(Part of a data file)
|---|

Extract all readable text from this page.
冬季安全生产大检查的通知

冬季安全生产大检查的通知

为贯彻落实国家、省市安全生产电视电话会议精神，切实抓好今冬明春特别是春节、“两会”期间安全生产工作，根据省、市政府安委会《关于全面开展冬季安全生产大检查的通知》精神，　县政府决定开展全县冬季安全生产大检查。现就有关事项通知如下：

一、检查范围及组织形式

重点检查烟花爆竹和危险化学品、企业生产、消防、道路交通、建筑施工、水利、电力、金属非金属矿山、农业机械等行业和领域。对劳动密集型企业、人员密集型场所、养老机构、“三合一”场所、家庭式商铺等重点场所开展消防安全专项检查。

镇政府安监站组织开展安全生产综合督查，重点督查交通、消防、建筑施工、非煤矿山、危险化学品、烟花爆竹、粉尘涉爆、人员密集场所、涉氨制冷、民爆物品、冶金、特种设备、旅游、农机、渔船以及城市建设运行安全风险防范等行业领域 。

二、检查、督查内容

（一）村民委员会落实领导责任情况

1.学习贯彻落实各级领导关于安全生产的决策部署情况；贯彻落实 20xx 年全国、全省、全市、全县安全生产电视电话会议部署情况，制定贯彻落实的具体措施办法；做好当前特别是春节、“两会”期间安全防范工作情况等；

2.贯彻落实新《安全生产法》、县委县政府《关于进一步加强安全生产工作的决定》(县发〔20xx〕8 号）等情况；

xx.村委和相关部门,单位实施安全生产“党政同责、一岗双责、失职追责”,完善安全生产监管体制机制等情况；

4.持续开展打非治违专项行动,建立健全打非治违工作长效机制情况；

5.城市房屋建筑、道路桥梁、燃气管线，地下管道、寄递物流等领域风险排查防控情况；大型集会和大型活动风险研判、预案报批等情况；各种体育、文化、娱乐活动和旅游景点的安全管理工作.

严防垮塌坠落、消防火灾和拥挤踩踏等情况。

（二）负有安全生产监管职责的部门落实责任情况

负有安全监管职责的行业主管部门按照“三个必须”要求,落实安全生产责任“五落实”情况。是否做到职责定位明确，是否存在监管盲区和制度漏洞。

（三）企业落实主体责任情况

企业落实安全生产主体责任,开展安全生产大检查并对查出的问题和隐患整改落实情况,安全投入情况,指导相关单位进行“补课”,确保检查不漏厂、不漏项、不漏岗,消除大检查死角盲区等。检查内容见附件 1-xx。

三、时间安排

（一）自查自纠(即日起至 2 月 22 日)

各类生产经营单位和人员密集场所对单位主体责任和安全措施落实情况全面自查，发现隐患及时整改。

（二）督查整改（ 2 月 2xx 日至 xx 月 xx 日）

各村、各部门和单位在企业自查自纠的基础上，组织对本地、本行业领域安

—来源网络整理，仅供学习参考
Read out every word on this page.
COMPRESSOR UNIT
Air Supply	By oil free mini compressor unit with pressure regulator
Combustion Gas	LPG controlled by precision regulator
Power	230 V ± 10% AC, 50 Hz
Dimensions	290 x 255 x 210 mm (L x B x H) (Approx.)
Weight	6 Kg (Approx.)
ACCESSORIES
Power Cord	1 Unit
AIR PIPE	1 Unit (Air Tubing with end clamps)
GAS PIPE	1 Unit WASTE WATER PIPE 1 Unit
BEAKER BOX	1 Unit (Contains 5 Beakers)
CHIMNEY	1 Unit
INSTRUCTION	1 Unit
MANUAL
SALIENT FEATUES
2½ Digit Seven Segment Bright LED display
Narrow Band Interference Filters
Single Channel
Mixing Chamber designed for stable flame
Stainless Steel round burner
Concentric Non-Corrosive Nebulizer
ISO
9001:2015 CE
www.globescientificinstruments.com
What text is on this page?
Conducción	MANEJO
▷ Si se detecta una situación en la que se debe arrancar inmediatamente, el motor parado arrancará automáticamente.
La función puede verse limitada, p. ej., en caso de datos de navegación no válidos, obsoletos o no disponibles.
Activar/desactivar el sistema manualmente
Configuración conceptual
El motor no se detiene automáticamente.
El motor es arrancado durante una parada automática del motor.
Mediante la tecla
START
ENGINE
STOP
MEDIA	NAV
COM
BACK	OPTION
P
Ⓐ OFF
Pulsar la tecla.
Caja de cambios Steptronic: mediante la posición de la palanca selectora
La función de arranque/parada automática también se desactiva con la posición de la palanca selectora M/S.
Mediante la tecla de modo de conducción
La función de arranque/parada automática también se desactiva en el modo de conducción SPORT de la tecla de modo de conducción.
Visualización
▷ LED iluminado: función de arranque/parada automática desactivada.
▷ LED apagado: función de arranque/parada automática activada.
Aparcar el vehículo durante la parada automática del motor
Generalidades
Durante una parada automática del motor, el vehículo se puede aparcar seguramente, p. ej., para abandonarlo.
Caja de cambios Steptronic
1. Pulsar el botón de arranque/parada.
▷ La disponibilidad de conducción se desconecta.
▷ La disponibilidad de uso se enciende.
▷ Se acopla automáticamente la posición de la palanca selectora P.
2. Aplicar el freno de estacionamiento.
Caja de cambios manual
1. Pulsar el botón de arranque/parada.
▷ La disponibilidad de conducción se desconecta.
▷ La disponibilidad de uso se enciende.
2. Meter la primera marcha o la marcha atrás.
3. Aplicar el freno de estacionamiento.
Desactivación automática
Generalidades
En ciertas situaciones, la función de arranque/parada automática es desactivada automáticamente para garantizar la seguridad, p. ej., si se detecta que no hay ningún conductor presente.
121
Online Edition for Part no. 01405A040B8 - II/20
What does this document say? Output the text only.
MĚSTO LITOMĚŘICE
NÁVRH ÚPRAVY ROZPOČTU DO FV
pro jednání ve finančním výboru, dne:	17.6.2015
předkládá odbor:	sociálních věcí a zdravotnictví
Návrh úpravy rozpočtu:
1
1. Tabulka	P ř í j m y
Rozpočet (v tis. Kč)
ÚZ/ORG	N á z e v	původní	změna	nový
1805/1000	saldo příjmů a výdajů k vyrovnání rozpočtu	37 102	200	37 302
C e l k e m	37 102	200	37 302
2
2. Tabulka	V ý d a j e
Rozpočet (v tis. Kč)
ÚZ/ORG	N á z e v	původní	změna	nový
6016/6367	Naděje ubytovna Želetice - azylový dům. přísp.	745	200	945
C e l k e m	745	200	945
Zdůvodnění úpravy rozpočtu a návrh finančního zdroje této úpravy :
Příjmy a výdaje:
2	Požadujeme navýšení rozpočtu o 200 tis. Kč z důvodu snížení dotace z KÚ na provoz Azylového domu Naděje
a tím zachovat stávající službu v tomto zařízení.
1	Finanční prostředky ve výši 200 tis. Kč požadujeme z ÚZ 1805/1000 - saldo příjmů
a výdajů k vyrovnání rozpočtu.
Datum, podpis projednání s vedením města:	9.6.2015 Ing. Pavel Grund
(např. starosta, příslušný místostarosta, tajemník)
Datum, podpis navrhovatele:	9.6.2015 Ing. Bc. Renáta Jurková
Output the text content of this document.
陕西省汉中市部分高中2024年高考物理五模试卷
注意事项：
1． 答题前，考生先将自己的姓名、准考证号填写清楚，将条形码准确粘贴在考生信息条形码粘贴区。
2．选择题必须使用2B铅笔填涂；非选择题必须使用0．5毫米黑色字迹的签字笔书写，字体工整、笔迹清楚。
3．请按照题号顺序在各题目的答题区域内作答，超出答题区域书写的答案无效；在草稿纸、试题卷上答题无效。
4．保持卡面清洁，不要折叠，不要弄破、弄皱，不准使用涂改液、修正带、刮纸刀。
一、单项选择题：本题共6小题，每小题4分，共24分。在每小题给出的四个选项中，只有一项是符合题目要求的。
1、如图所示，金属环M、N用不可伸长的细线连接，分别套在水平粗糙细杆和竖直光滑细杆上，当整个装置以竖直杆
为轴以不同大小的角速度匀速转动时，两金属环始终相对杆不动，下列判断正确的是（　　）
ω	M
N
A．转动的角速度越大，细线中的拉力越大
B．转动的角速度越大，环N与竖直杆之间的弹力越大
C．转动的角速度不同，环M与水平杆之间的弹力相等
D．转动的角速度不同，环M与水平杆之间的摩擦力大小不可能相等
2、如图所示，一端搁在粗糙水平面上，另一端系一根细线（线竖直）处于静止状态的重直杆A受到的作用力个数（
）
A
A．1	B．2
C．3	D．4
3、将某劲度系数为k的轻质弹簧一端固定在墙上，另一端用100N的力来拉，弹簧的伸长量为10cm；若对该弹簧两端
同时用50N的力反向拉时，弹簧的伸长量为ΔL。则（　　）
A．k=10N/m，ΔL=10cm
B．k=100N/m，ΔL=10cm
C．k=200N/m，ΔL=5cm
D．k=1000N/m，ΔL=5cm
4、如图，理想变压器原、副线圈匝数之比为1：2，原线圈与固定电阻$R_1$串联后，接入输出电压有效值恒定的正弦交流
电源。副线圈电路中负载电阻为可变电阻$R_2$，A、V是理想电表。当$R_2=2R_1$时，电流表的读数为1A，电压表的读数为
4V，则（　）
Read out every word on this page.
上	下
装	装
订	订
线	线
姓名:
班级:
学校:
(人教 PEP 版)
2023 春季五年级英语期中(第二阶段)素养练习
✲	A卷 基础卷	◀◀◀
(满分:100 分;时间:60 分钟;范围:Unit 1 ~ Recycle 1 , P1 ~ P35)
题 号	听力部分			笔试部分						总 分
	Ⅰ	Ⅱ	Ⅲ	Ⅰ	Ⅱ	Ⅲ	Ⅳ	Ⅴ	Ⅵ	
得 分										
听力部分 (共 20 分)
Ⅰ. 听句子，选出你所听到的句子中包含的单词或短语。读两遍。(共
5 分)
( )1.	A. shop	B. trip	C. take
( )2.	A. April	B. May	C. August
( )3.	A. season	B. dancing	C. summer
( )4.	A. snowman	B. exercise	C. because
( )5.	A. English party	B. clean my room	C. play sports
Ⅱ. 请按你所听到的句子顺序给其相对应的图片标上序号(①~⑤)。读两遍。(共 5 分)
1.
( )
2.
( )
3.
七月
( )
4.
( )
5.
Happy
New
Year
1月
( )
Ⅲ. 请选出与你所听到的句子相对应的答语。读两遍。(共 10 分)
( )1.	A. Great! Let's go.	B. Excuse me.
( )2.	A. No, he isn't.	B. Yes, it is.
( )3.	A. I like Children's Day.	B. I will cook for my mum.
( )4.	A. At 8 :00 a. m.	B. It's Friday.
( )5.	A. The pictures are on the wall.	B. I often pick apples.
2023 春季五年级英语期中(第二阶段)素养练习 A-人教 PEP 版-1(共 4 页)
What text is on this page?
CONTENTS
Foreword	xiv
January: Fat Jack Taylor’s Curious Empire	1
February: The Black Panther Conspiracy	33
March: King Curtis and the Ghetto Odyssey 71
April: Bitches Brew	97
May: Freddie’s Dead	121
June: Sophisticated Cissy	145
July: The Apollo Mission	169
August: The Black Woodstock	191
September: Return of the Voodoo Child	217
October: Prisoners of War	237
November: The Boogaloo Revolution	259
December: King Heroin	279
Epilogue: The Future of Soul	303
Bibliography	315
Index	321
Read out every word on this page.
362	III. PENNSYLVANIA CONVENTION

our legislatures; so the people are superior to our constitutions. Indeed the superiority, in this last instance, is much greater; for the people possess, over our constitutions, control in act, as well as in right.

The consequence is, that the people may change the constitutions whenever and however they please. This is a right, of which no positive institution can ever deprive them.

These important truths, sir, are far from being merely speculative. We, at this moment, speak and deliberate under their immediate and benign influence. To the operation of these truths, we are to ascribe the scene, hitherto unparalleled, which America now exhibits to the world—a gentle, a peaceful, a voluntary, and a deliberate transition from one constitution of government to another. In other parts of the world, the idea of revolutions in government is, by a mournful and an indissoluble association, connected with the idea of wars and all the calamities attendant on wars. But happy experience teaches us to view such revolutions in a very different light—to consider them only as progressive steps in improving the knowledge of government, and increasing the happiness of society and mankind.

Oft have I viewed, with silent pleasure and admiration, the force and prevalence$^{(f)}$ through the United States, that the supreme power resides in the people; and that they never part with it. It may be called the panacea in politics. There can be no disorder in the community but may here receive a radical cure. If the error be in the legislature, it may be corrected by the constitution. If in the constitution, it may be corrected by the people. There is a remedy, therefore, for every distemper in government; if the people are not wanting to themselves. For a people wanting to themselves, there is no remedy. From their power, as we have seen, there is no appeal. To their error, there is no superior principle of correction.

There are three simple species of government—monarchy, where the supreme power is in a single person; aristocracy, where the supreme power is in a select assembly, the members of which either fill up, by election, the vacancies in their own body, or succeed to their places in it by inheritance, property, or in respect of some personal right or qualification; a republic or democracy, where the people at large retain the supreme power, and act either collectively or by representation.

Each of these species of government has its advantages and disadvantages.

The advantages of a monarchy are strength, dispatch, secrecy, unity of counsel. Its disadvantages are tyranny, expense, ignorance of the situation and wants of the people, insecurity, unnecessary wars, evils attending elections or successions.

|---|

> Aim of the task: Using the records above, copy each line that contains "detecta".

> Answer to the task:
▷ Si se detecta una situación en la que se debe arrancar inmediatamente, el motor parado arrancará automáticamente.
En ciertas situaciones, la función de arranque/parada automática es desactivada automáticamente para garantizar la seguridad, p. ej., si se detecta que no hay ningún conductor presente.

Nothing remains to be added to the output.